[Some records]
= = = = = = =
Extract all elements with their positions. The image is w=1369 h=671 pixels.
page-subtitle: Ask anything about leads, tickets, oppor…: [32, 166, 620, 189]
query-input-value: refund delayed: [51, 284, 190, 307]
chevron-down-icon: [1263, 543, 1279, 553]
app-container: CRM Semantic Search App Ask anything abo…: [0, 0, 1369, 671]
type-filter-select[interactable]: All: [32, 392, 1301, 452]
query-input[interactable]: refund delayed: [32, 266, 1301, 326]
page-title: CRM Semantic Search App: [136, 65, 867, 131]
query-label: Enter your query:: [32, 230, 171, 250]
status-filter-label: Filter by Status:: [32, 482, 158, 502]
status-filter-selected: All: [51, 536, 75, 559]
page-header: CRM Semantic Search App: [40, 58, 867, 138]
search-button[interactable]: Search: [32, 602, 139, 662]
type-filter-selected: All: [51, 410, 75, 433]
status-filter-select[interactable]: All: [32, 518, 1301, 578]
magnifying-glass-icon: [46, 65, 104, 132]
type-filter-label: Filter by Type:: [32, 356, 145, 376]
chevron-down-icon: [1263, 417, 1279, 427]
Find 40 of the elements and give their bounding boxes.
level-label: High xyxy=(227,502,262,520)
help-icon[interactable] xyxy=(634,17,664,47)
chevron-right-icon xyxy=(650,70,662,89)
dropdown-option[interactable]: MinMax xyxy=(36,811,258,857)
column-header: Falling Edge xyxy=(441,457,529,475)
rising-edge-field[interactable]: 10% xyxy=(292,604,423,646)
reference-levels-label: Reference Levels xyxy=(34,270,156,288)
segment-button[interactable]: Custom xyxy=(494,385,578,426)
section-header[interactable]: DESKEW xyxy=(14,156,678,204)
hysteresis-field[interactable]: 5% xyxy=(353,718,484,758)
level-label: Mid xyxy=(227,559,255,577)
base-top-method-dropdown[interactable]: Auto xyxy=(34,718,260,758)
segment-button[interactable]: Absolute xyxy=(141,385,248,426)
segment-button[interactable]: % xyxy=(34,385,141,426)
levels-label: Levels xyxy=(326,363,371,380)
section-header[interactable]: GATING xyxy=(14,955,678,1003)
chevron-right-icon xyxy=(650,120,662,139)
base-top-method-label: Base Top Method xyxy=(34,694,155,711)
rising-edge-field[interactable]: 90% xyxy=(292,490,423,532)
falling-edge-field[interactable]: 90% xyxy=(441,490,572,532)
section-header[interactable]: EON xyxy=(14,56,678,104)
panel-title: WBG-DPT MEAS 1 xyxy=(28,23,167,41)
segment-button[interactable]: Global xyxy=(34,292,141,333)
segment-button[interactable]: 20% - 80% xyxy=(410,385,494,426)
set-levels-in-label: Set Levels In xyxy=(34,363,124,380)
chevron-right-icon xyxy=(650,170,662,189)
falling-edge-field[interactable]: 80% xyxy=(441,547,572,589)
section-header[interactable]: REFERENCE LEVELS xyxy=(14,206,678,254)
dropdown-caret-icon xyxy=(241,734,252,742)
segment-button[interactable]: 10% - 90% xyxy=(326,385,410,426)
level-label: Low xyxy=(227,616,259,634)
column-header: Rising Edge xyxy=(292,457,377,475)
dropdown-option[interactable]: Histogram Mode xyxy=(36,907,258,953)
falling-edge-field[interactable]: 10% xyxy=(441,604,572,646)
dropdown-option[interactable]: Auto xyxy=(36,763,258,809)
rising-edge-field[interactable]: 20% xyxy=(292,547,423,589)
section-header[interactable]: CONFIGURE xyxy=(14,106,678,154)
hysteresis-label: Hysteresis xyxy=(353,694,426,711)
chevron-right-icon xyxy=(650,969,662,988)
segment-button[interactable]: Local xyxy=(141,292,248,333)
= = = = = = =
:: REQUIRED TASK ::
Reproduce the records from their start up to and including the line containing "chevron-right-icon xyxy=(650,70,662,89)", substituting "caret-down-icon" for every occurrence of "chevron-down-icon" and leaving everything else as it is.

:: RESULT OF THIS TASK ::
Extract all elements with their positions. The image is w=1369 h=671 pixels.
page-subtitle: Ask anything about leads, tickets, oppor…: [32, 166, 620, 189]
query-input-value: refund delayed: [51, 284, 190, 307]
caret-down-icon: [1263, 543, 1279, 553]
app-container: CRM Semantic Search App Ask anything abo…: [0, 0, 1369, 671]
type-filter-select[interactable]: All: [32, 392, 1301, 452]
query-input[interactable]: refund delayed: [32, 266, 1301, 326]
page-title: CRM Semantic Search App: [136, 65, 867, 131]
query-label: Enter your query:: [32, 230, 171, 250]
status-filter-label: Filter by Status:: [32, 482, 158, 502]
status-filter-selected: All: [51, 536, 75, 559]
page-header: CRM Semantic Search App: [40, 58, 867, 138]
search-button[interactable]: Search: [32, 602, 139, 662]
type-filter-selected: All: [51, 410, 75, 433]
status-filter-select[interactable]: All: [32, 518, 1301, 578]
magnifying-glass-icon: [46, 65, 104, 132]
type-filter-label: Filter by Type:: [32, 356, 145, 376]
caret-down-icon: [1263, 417, 1279, 427]
Find 40 of the elements and give their bounding boxes.
level-label: High xyxy=(227,502,262,520)
help-icon[interactable] xyxy=(634,17,664,47)
chevron-right-icon xyxy=(650,70,662,89)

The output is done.